## [TASK OBJECTIVE]
Find the lines that hold the word "triangle" and return them.

## [EXTRACTED RECORDS]
==*==
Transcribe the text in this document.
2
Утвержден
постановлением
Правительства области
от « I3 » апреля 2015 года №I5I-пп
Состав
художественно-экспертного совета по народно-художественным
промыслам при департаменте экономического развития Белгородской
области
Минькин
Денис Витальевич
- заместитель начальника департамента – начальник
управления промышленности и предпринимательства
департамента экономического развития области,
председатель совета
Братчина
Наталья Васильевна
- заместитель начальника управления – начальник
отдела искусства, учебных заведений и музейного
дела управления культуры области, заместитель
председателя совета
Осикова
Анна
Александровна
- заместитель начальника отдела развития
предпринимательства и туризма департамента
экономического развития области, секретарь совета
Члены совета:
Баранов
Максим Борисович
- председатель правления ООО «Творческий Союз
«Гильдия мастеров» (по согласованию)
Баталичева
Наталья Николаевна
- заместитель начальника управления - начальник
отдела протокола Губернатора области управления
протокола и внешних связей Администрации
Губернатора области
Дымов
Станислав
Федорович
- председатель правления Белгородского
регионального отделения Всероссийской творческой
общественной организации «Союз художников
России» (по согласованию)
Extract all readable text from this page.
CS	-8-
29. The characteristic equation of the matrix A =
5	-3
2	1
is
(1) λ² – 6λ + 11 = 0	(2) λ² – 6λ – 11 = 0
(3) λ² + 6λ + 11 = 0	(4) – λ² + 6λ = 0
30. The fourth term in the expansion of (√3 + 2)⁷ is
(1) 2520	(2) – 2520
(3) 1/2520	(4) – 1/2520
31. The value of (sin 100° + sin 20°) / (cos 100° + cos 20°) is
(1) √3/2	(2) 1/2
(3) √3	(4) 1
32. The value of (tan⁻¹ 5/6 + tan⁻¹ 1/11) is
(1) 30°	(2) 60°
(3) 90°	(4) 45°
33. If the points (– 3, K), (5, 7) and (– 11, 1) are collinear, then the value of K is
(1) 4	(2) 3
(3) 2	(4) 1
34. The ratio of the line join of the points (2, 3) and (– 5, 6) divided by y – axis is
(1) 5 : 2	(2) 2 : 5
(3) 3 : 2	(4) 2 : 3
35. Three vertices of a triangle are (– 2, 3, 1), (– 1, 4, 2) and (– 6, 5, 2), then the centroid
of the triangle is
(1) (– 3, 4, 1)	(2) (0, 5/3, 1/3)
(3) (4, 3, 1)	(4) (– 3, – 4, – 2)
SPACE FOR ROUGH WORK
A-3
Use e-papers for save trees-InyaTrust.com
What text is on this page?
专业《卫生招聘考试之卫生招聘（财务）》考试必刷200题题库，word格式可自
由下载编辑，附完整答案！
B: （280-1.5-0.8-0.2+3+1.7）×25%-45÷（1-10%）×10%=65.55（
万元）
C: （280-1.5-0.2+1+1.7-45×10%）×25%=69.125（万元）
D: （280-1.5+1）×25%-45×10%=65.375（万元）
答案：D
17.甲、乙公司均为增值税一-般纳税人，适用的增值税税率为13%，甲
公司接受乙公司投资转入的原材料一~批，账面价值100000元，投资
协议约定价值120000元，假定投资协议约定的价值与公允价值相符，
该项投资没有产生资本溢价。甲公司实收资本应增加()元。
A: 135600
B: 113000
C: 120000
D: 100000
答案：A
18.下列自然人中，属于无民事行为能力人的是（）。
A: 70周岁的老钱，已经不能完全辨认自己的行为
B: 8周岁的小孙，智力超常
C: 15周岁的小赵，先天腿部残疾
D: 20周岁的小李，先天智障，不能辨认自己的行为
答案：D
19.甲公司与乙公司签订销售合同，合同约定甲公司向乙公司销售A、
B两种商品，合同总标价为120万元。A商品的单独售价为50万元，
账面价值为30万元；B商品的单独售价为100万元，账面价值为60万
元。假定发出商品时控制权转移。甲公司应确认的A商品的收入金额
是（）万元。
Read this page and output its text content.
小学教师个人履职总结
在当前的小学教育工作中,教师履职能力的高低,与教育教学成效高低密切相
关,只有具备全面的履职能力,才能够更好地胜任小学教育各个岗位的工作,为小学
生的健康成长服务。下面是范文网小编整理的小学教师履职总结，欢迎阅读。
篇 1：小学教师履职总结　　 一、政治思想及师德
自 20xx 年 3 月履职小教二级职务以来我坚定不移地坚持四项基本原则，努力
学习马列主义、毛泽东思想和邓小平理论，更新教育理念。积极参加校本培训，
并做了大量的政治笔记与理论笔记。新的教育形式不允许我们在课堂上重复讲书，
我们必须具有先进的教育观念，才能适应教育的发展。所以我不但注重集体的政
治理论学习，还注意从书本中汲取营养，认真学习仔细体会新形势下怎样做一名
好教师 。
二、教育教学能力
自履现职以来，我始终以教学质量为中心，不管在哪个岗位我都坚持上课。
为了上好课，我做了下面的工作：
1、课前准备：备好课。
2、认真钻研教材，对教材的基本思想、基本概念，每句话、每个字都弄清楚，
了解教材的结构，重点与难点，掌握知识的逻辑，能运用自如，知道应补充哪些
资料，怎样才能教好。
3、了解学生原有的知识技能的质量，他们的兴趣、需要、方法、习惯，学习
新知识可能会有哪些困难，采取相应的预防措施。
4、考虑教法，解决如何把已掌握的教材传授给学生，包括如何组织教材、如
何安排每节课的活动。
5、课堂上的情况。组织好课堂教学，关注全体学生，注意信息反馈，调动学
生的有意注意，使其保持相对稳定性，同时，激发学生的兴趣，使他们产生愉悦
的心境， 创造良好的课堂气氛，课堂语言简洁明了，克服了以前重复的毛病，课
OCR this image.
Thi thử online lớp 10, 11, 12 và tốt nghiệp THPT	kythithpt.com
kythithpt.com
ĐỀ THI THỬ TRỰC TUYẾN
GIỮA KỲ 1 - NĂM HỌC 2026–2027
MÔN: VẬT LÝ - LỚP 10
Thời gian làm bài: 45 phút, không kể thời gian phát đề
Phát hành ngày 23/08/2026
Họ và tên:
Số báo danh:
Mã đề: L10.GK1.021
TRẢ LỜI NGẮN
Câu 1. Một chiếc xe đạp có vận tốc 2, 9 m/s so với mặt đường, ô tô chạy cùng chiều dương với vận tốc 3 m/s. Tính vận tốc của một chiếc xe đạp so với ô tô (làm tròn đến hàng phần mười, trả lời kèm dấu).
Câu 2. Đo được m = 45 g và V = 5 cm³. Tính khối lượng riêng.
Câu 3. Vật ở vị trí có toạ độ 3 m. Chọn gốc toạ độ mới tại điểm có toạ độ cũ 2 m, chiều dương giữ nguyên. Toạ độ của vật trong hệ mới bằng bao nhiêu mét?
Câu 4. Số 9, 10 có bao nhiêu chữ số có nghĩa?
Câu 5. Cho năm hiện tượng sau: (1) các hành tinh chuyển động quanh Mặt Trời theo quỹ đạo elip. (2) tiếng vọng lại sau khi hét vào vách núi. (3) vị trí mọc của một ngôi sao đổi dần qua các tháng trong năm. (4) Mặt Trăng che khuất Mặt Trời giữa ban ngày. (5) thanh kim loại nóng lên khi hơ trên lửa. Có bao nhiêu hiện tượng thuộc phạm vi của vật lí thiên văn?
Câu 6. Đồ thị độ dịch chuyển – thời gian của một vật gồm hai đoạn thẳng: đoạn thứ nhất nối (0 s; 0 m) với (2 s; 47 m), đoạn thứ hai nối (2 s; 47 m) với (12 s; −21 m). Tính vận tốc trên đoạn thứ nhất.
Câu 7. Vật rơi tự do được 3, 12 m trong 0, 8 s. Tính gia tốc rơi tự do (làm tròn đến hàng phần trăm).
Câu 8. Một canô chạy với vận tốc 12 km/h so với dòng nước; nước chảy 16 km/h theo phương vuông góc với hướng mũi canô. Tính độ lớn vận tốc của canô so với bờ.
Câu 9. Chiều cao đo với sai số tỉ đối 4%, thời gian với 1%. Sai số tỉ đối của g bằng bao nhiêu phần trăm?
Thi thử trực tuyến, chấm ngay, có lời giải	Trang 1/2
==*==
## [EXERCISE RESPONSE]
35. Three vertices of a triangle are (– 2, 3, 1), (– 1, 4, 2) and (– 6, 5, 2), then the centroid
of the triangle is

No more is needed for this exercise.